Recorded data:
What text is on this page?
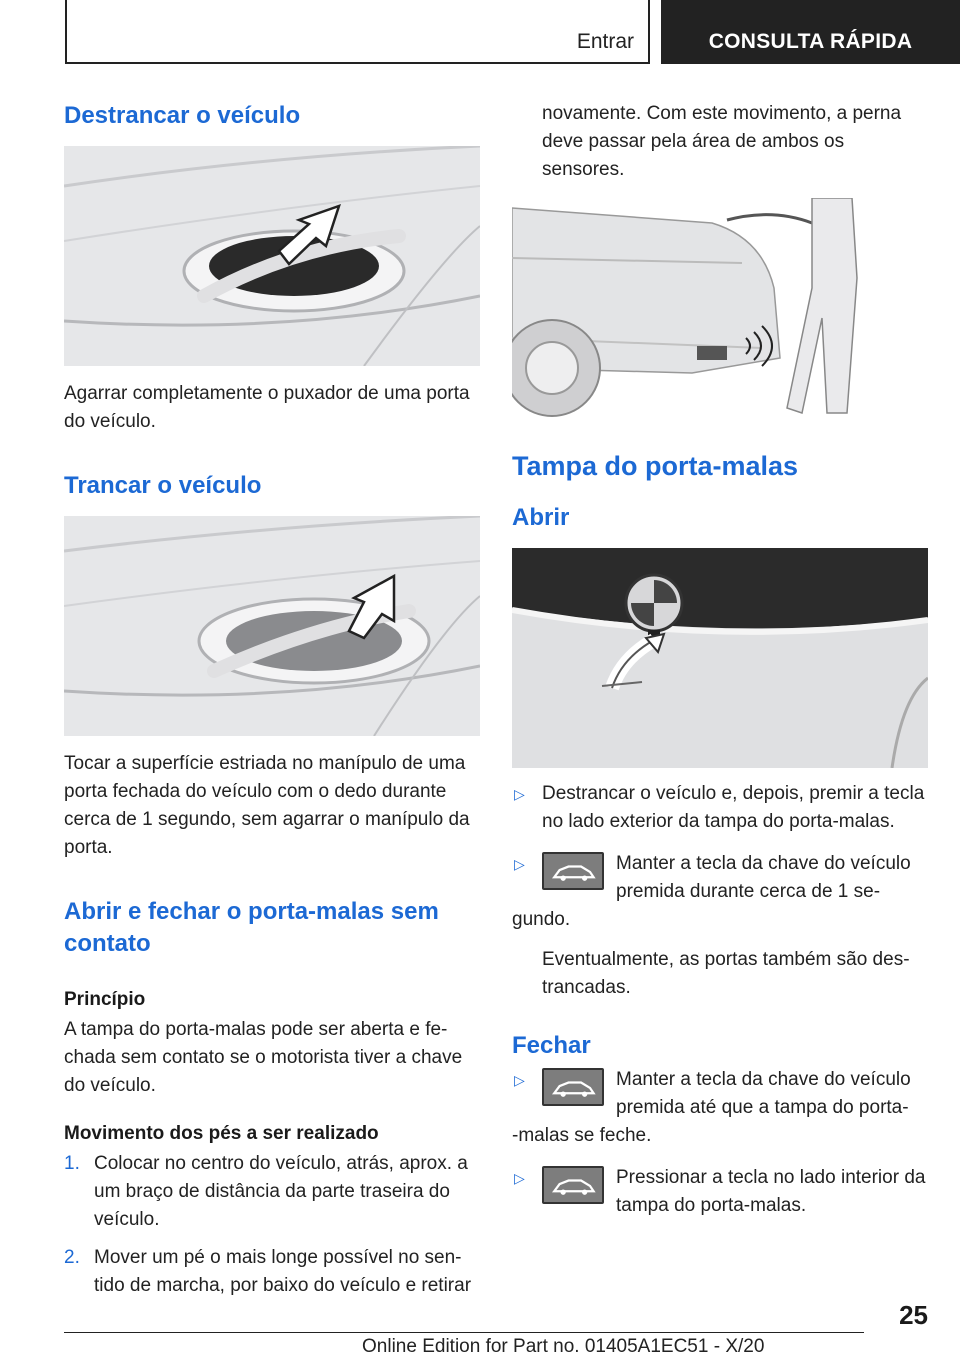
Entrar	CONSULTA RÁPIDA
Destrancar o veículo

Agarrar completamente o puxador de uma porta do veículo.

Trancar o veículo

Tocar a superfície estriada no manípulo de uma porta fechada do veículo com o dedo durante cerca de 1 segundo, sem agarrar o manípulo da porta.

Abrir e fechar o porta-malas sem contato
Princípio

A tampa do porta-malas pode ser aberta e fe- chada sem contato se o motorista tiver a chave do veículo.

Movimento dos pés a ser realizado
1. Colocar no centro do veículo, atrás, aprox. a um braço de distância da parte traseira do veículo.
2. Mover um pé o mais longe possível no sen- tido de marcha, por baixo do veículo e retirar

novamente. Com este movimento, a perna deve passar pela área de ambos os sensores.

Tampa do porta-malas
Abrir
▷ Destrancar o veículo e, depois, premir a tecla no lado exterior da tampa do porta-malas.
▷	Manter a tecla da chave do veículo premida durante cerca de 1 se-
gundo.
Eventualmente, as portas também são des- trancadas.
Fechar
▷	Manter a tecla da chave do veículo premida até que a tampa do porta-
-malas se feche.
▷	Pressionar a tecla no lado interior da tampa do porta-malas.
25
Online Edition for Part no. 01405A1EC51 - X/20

...

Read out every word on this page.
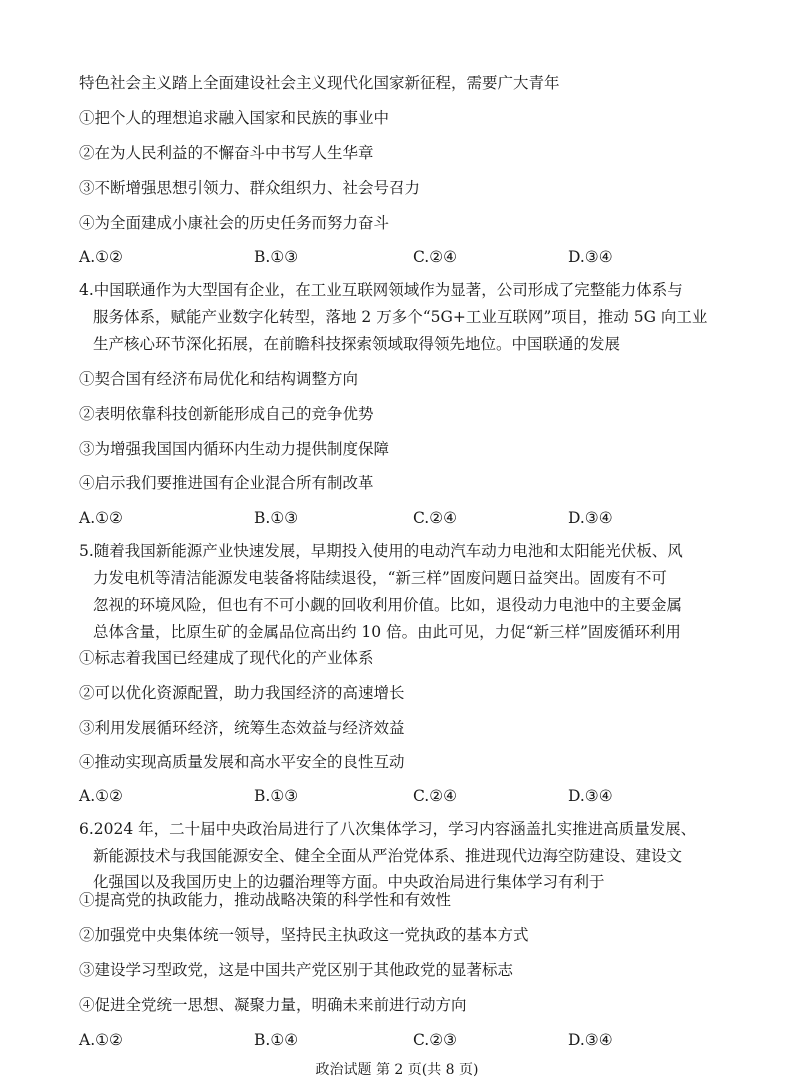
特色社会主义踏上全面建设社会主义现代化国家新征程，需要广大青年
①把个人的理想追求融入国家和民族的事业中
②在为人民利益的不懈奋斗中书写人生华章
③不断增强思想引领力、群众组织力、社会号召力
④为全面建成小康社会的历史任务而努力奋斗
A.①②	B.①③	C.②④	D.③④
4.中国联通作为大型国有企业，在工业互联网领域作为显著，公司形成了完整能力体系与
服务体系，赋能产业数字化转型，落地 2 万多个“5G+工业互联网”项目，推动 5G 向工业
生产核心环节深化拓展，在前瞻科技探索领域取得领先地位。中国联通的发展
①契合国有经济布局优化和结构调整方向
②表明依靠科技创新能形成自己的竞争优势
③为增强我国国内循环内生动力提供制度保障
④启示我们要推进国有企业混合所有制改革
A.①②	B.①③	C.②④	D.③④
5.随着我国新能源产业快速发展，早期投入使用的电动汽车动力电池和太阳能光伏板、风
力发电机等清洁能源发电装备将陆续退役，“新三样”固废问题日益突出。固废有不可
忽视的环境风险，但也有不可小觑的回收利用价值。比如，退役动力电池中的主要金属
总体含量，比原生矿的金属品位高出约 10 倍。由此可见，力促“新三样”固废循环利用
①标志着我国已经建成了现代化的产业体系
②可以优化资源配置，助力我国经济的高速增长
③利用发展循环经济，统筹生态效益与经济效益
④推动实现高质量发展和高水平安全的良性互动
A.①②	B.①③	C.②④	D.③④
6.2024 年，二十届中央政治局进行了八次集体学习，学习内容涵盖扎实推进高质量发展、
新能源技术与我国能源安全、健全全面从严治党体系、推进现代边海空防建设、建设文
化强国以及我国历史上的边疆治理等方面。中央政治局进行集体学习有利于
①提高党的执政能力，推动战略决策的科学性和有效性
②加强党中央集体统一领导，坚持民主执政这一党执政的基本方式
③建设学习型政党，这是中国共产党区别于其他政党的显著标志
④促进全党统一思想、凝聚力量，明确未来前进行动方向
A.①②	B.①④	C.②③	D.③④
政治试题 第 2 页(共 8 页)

# Your task
Read through the data and copy every line where "durante" shows up.

# Solution to the exercise
Tocar a superfície estriada no manípulo de uma porta fechada do veículo com o dedo durante cerca de 1 segundo, sem agarrar o manípulo da porta.
▷	Manter a tecla da chave do veículo premida durante cerca de 1 se-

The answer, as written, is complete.